TASK OBJECTIVE> Repeat the lines that follow, leaving nothing out.

INFORMATION SHOWN>
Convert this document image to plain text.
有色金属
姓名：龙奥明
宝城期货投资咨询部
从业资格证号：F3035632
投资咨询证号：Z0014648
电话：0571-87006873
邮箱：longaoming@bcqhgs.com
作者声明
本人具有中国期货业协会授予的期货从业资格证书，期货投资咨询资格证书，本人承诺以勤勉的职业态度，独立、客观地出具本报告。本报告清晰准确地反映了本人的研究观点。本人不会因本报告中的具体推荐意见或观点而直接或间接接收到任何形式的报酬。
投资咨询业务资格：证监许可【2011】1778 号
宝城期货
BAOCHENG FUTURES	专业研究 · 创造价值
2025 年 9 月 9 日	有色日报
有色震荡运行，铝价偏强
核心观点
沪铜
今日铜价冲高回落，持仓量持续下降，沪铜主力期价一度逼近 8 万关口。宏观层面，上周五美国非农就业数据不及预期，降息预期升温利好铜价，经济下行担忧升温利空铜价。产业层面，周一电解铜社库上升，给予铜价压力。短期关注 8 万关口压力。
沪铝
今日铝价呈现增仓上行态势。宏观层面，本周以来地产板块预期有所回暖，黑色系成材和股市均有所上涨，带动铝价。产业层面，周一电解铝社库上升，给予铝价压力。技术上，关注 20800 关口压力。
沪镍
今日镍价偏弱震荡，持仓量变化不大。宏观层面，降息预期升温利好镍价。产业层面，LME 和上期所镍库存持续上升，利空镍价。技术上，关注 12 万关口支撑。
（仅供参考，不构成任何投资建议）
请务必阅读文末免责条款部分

RESULT OF THIS EXERCISE>
Convert this document image to plain text.
有色金属
姓名：龙奥明
宝城期货投资咨询部
从业资格证号：F3035632
投资咨询证号：Z0014648
电话：0571-87006873
邮箱：longaoming@bcqhgs.com
作者声明
本人具有中国期货业协会授予的期货从业资格证书，期货投资咨询资格证书，本人承诺以勤勉的职业态度，独立、客观地出具本报告。本报告清晰准确地反映了本人的研究观点。本人不会因本报告中的具体推荐意见或观点而直接或间接接收到任何形式的报酬。
投资咨询业务资格：证监许可【2011】1778 号
宝城期货
BAOCHENG FUTURES	专业研究 · 创造价值
2025 年 9 月 9 日	有色日报
有色震荡运行，铝价偏强
核心观点
沪铜
今日铜价冲高回落，持仓量持续下降，沪铜主力期价一度逼近 8 万关口。宏观层面，上周五美国非农就业数据不及预期，降息预期升温利好铜价，经济下行担忧升温利空铜价。产业层面，周一电解铜社库上升，给予铜价压力。短期关注 8 万关口压力。
沪铝
今日铝价呈现增仓上行态势。宏观层面，本周以来地产板块预期有所回暖，黑色系成材和股市均有所上涨，带动铝价。产业层面，周一电解铝社库上升，给予铝价压力。技术上，关注 20800 关口压力。
沪镍
今日镍价偏弱震荡，持仓量变化不大。宏观层面，降息预期升温利好镍价。产业层面，LME 和上期所镍库存持续上升，利空镍价。技术上，关注 12 万关口支撑。
（仅供参考，不构成任何投资建议）
请务必阅读文末免责条款部分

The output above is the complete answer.